### Task brief
Check each line of the data for "with" and select those that have it.

Items from a figure collection
* * * * * * *

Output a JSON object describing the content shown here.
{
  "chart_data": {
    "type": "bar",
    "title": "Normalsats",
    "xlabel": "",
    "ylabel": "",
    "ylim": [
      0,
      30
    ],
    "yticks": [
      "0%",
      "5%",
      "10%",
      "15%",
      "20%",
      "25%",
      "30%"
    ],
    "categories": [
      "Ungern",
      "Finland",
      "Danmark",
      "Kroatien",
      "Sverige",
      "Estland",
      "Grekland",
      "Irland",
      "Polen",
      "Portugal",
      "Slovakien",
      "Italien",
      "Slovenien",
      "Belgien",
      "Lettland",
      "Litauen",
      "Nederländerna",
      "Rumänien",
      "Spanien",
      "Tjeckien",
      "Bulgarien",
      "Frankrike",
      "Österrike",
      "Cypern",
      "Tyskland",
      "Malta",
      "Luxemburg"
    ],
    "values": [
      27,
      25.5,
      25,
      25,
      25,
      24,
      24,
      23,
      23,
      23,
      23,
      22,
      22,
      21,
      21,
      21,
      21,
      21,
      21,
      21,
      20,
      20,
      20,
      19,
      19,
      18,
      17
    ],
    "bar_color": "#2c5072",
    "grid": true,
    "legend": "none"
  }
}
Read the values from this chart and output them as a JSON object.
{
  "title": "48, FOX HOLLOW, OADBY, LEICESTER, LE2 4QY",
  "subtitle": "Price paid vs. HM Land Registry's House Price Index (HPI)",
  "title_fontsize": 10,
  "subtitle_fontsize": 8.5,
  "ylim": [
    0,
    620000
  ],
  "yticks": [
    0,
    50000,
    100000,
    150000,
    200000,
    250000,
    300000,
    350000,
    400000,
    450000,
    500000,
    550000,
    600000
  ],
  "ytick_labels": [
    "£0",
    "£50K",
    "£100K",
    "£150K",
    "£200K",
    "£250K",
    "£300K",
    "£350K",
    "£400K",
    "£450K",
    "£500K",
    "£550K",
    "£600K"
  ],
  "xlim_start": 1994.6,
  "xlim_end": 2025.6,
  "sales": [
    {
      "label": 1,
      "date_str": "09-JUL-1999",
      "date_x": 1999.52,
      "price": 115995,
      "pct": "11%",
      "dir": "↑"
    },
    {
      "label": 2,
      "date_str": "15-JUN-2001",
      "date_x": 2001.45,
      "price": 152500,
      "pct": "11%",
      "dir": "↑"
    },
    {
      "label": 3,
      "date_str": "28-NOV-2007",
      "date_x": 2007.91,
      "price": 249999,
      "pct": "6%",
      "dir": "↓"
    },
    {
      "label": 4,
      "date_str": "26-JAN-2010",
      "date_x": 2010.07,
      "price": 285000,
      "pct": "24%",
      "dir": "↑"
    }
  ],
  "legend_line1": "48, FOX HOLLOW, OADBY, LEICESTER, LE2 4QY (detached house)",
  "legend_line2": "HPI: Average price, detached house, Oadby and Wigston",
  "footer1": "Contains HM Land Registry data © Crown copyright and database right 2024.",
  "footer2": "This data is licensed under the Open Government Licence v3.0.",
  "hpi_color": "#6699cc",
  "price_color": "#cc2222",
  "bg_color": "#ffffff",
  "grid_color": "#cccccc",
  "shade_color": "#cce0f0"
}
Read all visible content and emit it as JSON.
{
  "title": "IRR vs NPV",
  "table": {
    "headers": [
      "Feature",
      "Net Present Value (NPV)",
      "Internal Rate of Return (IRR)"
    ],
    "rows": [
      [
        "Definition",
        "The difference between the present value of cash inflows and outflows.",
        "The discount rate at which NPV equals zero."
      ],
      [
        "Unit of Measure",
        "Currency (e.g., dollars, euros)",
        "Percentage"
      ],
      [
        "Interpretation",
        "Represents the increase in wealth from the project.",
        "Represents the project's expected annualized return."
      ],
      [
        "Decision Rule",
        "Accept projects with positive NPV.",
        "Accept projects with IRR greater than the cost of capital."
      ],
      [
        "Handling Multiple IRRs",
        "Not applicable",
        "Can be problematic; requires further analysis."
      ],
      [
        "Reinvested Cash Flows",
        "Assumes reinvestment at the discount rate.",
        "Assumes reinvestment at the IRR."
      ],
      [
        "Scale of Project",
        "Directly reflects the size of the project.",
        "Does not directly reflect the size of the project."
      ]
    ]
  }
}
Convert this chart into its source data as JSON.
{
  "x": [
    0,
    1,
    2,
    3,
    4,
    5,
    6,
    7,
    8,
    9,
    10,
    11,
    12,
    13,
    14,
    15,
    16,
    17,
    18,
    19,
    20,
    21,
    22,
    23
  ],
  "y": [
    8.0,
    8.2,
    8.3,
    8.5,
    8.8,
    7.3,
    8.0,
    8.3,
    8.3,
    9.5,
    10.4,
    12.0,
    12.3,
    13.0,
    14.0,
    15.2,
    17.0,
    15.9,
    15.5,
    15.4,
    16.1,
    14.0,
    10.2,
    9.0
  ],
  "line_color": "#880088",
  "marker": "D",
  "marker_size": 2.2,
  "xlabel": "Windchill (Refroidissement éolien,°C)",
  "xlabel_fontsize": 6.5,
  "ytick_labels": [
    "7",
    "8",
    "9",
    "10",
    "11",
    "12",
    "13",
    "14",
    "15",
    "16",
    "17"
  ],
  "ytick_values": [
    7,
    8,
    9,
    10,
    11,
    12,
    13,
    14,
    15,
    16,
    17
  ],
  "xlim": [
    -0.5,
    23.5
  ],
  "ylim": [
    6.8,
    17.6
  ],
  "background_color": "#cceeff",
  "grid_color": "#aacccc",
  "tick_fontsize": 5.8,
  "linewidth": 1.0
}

* * * * * * *

### Output
        "Accept projects with positive NPV.",
        "Accept projects with IRR greater than the cost of capital."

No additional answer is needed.